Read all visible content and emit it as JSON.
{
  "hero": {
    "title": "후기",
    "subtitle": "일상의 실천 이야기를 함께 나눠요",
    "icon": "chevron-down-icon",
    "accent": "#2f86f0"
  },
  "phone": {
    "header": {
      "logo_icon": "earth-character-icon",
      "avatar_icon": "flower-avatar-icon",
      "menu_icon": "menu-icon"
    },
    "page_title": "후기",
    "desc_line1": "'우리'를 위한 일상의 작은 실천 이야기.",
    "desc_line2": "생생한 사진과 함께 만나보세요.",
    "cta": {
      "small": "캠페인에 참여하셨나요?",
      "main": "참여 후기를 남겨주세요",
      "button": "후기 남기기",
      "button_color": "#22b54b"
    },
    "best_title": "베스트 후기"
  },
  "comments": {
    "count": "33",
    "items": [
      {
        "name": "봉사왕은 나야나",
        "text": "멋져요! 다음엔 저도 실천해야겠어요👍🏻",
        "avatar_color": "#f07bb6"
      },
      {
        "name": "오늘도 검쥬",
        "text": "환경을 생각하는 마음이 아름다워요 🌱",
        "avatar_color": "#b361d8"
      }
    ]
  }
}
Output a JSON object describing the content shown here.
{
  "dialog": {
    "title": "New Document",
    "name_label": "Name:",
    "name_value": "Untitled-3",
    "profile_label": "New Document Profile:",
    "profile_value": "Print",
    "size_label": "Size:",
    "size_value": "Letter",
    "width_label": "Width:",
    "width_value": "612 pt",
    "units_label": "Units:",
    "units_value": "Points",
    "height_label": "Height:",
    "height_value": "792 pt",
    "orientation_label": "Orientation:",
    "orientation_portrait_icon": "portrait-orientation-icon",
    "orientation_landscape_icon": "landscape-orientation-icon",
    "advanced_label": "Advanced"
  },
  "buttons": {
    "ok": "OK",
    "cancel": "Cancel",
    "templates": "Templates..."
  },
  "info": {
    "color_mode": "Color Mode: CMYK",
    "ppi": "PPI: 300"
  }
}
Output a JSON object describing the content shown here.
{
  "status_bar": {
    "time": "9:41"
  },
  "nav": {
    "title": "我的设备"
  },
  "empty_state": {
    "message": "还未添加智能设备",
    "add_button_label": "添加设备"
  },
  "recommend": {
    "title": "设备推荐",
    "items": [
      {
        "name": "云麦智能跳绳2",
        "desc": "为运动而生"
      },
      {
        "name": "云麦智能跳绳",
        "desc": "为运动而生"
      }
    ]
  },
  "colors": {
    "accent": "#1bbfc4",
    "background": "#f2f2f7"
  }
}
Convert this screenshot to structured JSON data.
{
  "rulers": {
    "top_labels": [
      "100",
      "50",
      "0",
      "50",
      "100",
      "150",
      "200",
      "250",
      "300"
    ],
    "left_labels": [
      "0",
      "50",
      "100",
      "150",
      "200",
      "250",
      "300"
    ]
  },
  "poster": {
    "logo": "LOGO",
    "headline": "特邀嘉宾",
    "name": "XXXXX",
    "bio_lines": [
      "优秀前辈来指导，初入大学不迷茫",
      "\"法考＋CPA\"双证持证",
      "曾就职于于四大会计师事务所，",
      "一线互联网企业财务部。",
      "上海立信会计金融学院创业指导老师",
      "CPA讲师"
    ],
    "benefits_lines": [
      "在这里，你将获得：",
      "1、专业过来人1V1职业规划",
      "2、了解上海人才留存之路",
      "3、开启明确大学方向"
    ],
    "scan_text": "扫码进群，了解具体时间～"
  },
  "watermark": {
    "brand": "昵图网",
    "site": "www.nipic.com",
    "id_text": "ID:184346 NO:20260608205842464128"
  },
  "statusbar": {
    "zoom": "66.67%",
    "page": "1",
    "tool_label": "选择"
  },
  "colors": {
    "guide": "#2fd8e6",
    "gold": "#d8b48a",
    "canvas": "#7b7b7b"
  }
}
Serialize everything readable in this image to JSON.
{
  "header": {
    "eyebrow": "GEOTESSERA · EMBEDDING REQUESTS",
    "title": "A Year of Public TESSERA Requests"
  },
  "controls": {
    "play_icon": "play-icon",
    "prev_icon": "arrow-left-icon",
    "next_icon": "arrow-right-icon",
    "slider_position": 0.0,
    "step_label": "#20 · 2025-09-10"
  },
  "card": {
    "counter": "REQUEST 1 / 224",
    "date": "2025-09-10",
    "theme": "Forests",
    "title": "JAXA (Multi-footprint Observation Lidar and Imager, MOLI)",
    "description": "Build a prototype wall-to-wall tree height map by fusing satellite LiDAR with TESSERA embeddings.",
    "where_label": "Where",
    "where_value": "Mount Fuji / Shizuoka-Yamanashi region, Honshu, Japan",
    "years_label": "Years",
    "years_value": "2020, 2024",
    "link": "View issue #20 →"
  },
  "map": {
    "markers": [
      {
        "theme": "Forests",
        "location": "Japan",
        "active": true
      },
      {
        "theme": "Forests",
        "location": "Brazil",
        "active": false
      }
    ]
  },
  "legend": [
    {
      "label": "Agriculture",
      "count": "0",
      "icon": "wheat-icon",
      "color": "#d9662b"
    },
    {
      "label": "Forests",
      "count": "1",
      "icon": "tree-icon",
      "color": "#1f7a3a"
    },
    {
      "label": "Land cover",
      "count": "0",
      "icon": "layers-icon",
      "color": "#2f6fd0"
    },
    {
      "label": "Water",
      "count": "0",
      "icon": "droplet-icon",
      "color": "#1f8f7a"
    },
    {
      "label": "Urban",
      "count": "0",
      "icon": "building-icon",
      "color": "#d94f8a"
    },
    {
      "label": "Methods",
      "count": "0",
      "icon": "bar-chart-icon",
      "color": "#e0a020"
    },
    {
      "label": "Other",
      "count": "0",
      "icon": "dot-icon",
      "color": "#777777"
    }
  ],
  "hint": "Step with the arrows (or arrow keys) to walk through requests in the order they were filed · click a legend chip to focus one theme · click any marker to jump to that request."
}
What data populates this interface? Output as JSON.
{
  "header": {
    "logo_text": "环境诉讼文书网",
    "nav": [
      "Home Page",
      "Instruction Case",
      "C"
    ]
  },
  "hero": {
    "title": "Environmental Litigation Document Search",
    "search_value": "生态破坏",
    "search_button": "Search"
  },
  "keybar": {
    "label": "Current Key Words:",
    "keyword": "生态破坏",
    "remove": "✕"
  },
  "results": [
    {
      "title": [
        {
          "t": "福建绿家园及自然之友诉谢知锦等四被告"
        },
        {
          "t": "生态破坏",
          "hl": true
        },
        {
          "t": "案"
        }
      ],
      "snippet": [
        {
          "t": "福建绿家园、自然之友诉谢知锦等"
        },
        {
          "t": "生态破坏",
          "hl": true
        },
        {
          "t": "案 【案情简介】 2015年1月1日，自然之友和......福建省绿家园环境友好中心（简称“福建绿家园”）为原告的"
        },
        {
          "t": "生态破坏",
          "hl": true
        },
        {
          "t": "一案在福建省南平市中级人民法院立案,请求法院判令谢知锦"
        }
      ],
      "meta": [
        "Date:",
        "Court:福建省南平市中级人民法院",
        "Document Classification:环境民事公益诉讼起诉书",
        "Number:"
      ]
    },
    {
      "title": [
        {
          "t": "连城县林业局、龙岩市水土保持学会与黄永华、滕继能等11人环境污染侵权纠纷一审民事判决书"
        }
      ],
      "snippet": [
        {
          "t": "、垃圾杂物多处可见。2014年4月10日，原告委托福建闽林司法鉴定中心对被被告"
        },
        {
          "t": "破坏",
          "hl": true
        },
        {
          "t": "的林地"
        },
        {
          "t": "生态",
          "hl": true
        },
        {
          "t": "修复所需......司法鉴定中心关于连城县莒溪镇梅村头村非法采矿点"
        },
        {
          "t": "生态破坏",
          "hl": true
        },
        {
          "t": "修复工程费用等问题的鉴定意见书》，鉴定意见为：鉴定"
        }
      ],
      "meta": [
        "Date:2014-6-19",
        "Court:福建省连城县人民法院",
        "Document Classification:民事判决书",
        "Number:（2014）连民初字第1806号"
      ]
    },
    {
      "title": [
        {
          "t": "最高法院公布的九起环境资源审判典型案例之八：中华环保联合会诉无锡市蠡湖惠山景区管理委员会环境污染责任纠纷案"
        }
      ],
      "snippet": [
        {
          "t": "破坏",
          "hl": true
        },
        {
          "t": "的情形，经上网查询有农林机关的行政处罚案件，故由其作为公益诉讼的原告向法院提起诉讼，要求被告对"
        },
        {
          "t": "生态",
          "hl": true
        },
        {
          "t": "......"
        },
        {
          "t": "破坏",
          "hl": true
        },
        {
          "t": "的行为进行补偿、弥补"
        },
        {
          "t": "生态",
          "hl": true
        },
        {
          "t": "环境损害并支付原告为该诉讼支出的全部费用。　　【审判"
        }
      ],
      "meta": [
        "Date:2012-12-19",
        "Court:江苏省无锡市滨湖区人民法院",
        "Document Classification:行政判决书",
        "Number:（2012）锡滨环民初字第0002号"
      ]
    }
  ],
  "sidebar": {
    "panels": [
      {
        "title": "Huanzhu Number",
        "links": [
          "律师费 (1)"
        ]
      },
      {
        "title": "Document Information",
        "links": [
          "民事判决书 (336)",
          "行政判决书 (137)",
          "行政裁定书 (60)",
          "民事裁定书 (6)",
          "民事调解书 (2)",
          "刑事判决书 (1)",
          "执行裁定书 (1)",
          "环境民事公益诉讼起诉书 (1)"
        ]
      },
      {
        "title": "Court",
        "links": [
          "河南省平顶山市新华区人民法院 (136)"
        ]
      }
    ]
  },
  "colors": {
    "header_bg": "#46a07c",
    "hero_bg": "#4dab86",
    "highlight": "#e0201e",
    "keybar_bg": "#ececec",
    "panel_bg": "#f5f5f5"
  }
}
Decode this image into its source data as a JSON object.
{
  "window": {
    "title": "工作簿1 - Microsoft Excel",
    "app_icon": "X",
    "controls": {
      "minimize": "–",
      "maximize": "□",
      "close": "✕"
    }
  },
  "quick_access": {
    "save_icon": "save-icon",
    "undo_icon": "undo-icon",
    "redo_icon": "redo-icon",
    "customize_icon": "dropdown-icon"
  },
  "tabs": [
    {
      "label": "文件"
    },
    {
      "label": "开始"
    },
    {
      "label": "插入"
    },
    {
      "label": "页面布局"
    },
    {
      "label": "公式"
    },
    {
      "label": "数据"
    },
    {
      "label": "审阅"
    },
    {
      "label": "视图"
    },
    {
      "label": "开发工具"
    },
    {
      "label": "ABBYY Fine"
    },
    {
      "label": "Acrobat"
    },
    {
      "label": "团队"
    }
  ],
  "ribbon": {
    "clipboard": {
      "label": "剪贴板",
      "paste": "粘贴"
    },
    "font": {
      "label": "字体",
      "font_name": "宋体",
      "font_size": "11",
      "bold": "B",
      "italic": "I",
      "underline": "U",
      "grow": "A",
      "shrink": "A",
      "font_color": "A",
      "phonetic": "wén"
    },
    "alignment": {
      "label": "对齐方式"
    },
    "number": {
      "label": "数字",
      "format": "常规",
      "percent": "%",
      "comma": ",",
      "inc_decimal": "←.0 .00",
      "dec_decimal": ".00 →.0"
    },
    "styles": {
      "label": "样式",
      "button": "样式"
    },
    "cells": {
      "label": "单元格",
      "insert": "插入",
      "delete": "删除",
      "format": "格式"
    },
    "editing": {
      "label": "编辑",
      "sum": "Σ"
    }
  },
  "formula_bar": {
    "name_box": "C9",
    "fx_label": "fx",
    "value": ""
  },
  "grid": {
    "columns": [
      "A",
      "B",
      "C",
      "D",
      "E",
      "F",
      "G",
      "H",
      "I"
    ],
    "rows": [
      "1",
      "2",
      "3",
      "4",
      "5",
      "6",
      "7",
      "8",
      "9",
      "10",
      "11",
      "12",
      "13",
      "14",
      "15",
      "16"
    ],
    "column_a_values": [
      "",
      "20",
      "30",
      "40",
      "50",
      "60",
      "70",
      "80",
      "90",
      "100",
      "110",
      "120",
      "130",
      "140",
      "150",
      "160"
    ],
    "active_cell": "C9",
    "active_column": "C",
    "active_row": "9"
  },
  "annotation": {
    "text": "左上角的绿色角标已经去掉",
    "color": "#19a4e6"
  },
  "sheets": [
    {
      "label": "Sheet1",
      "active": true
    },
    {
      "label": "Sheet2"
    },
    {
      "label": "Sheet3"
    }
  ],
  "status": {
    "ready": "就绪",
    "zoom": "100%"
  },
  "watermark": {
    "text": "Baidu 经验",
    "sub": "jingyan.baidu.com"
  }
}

---

Pick out the lines containing the string "tree" and show them.

_Final result_
    "description": "Build a prototype wall-to-wall tree height map by fusing satellite LiDAR with TESSERA embeddings.",
      "icon": "tree-icon",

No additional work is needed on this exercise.